**EXERCISE TASK**
Say how many lines include the word "moment", using only a number.

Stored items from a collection
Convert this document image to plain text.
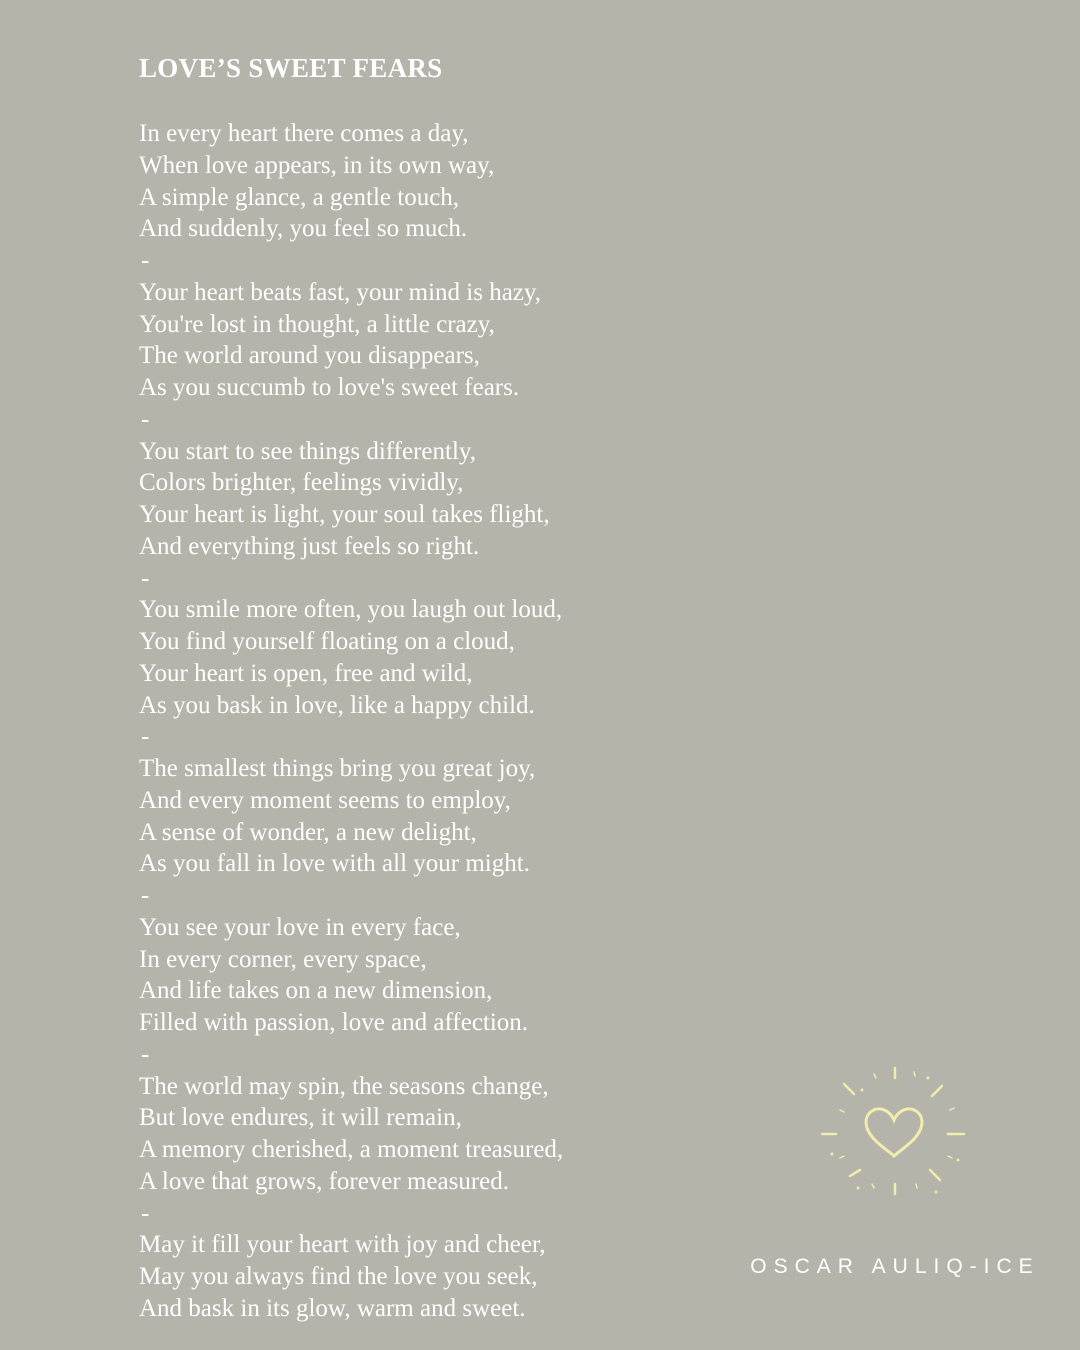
LOVE’S SWEET FEARS
In every heart there comes a day,
When love appears, in its own way,
A simple glance, a gentle touch,
And suddenly, you feel so much.
-
Your heart beats fast, your mind is hazy,
You're lost in thought, a little crazy,
The world around you disappears,
As you succumb to love's sweet fears.
-
You start to see things differently,
Colors brighter, feelings vividly,
Your heart is light, your soul takes flight,
And everything just feels so right.
-
You smile more often, you laugh out loud,
You find yourself floating on a cloud,
Your heart is open, free and wild,
As you bask in love, like a happy child.
-
The smallest things bring you great joy,
And every moment seems to employ,
A sense of wonder, a new delight,
As you fall in love with all your might.
-
You see your love in every face,
In every corner, every space,
And life takes on a new dimension,
Filled with passion, love and affection.
-
The world may spin, the seasons change,
But love endures, it will remain,
A memory cherished, a moment treasured,
A love that grows, forever measured.
-
May it fill your heart with joy and cheer,
May you always find the love you seek,
And bask in its glow, warm and sweet.
OSCAR AULIQ-ICE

**WRITTEN REPLY**
2